* Goal of the exercise *
Reproduce every item below word for word, keeping each line in its original order.

* Dataset entries *
-- -- --

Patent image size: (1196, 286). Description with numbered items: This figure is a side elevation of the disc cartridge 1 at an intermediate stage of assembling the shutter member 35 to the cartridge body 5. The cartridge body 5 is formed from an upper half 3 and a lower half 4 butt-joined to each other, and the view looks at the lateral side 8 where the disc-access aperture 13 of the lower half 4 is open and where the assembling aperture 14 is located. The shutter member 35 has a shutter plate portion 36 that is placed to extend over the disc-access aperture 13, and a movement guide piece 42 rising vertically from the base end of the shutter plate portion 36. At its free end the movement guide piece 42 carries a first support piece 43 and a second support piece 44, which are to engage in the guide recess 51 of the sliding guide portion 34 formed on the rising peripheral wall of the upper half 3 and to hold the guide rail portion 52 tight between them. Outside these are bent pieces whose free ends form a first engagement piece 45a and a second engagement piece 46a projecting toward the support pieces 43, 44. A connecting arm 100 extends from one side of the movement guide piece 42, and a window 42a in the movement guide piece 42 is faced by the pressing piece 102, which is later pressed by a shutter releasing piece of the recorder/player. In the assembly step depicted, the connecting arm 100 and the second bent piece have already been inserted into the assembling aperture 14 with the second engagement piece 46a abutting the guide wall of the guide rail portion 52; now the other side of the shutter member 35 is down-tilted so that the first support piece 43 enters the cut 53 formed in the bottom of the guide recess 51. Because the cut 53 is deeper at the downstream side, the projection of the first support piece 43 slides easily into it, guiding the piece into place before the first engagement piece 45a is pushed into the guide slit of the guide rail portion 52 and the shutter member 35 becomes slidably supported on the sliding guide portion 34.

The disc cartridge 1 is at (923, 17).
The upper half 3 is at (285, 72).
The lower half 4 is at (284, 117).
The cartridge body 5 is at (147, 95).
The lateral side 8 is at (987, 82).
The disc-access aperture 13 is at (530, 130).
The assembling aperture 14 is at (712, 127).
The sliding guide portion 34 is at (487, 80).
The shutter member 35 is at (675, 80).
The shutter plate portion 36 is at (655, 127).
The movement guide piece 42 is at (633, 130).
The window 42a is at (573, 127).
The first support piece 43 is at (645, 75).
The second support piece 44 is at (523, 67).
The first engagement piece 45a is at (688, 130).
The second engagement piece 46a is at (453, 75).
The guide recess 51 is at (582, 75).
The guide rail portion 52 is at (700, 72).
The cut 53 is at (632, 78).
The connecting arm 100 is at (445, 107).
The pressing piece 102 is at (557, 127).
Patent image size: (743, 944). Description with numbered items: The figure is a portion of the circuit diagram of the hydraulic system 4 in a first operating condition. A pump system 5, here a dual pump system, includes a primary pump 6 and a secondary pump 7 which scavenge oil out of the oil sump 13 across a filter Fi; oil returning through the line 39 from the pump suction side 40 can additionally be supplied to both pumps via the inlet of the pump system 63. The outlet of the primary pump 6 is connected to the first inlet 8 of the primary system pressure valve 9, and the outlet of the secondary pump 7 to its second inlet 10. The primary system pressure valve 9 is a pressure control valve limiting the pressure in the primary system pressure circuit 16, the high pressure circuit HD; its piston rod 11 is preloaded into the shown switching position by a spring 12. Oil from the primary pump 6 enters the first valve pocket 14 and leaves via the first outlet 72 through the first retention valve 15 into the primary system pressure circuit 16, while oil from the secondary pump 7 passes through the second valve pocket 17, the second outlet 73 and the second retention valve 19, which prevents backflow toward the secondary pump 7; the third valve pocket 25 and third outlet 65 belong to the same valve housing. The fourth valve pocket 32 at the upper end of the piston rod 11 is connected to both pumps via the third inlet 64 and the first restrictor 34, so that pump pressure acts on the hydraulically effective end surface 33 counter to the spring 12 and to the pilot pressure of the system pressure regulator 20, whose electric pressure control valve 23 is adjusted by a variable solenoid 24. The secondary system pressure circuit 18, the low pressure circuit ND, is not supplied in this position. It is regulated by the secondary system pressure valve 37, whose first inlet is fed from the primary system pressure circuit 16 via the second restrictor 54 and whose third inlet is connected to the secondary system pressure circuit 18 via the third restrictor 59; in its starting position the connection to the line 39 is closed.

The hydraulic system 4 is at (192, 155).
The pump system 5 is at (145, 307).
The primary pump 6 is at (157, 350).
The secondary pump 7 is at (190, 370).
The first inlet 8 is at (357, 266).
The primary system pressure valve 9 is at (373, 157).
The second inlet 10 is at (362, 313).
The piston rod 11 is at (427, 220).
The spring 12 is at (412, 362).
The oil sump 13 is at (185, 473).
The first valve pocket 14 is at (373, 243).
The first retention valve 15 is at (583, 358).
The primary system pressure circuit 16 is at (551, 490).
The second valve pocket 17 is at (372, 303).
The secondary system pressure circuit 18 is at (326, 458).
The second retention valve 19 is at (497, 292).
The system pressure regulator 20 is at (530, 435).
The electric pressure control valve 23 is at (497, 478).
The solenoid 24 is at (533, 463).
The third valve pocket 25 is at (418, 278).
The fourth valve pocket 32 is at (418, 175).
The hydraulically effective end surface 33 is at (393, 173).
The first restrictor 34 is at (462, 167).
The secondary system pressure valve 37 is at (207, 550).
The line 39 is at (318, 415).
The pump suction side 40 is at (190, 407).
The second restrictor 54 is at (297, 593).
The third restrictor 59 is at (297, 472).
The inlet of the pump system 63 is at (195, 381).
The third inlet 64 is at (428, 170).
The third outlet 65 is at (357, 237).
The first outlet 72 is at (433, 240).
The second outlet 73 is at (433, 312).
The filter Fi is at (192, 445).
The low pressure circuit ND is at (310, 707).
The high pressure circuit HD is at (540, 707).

-- -- --

* Worked solution *
Patent image size: (1196, 286). Description with numbered items: This figure is a side elevation of the disc cartridge 1 at an intermediate stage of assembling the shutter member 35 to the cartridge body 5. The cartridge body 5 is formed from an upper half 3 and a lower half 4 butt-joined to each other, and the view looks at the lateral side 8 where the disc-access aperture 13 of the lower half 4 is open and where the assembling aperture 14 is located. The shutter member 35 has a shutter plate portion 36 that is placed to extend over the disc-access aperture 13, and a movement guide piece 42 rising vertically from the base end of the shutter plate portion 36. At its free end the movement guide piece 42 carries a first support piece 43 and a second support piece 44, which are to engage in the guide recess 51 of the sliding guide portion 34 formed on the rising peripheral wall of the upper half 3 and to hold the guide rail portion 52 tight between them. Outside these are bent pieces whose free ends form a first engagement piece 45a and a second engagement piece 46a projecting toward the support pieces 43, 44. A connecting arm 100 extends from one side of the movement guide piece 42, and a window 42a in the movement guide piece 42 is faced by the pressing piece 102, which is later pressed by a shutter releasing piece of the recorder/player. In the assembly step depicted, the connecting arm 100 and the second bent piece have already been inserted into the assembling aperture 14 with the second engagement piece 46a abutting the guide wall of the guide rail portion 52; now the other side of the shutter member 35 is down-tilted so that the first support piece 43 enters the cut 53 formed in the bottom of the guide recess 51. Because the cut 53 is deeper at the downstream side, the projection of the first support piece 43 slides easily into it, guiding the piece into place before the first engagement piece 45a is pushed into the guide slit of the guide rail portion 52 and the shutter member 35 becomes slidably supported on the sliding guide portion 34.

The disc cartridge 1 is at (923, 17).
The upper half 3 is at (285, 72).
The lower half 4 is at (284, 117).
The cartridge body 5 is at (147, 95).
The lateral side 8 is at (987, 82).
The disc-access aperture 13 is at (530, 130).
The assembling aperture 14 is at (712, 127).
The sliding guide portion 34 is at (487, 80).
The shutter member 35 is at (675, 80).
The shutter plate portion 36 is at (655, 127).
The movement guide piece 42 is at (633, 130).
The window 42a is at (573, 127).
The first support piece 43 is at (645, 75).
The second support piece 44 is at (523, 67).
The first engagement piece 45a is at (688, 130).
The second engagement piece 46a is at (453, 75).
The guide recess 51 is at (582, 75).
The guide rail portion 52 is at (700, 72).
The cut 53 is at (632, 78).
The connecting arm 100 is at (445, 107).
The pressing piece 102 is at (557, 127).
Patent image size: (743, 944). Description with numbered items: The figure is a portion of the circuit diagram of the hydraulic system 4 in a first operating condition. A pump system 5, here a dual pump system, includes a primary pump 6 and a secondary pump 7 which scavenge oil out of the oil sump 13 across a filter Fi; oil returning through the line 39 from the pump suction side 40 can additionally be supplied to both pumps via the inlet of the pump system 63. The outlet of the primary pump 6 is connected to the first inlet 8 of the primary system pressure valve 9, and the outlet of the secondary pump 7 to its second inlet 10. The primary system pressure valve 9 is a pressure control valve limiting the pressure in the primary system pressure circuit 16, the high pressure circuit HD; its piston rod 11 is preloaded into the shown switching position by a spring 12. Oil from the primary pump 6 enters the first valve pocket 14 and leaves via the first outlet 72 through the first retention valve 15 into the primary system pressure circuit 16, while oil from the secondary pump 7 passes through the second valve pocket 17, the second outlet 73 and the second retention valve 19, which prevents backflow toward the secondary pump 7; the third valve pocket 25 and third outlet 65 belong to the same valve housing. The fourth valve pocket 32 at the upper end of the piston rod 11 is connected to both pumps via the third inlet 64 and the first restrictor 34, so that pump pressure acts on the hydraulically effective end surface 33 counter to the spring 12 and to the pilot pressure of the system pressure regulator 20, whose electric pressure control valve 23 is adjusted by a variable solenoid 24. The secondary system pressure circuit 18, the low pressure circuit ND, is not supplied in this position. It is regulated by the secondary system pressure valve 37, whose first inlet is fed from the primary system pressure circuit 16 via the second restrictor 54 and whose third inlet is connected to the secondary system pressure circuit 18 via the third restrictor 59; in its starting position the connection to the line 39 is closed.

The hydraulic system 4 is at (192, 155).
The pump system 5 is at (145, 307).
The primary pump 6 is at (157, 350).
The secondary pump 7 is at (190, 370).
The first inlet 8 is at (357, 266).
The primary system pressure valve 9 is at (373, 157).
The second inlet 10 is at (362, 313).
The piston rod 11 is at (427, 220).
The spring 12 is at (412, 362).
The oil sump 13 is at (185, 473).
The first valve pocket 14 is at (373, 243).
The first retention valve 15 is at (583, 358).
The primary system pressure circuit 16 is at (551, 490).
The second valve pocket 17 is at (372, 303).
The secondary system pressure circuit 18 is at (326, 458).
The second retention valve 19 is at (497, 292).
The system pressure regulator 20 is at (530, 435).
The electric pressure control valve 23 is at (497, 478).
The solenoid 24 is at (533, 463).
The third valve pocket 25 is at (418, 278).
The fourth valve pocket 32 is at (418, 175).
The hydraulically effective end surface 33 is at (393, 173).
The first restrictor 34 is at (462, 167).
The secondary system pressure valve 37 is at (207, 550).
The line 39 is at (318, 415).
The pump suction side 40 is at (190, 407).
The second restrictor 54 is at (297, 593).
The third restrictor 59 is at (297, 472).
The inlet of the pump system 63 is at (195, 381).
The third inlet 64 is at (428, 170).
The third outlet 65 is at (357, 237).
The first outlet 72 is at (433, 240).
The second outlet 73 is at (433, 312).
The filter Fi is at (192, 445).
The low pressure circuit ND is at (310, 707).
The high pressure circuit HD is at (540, 707).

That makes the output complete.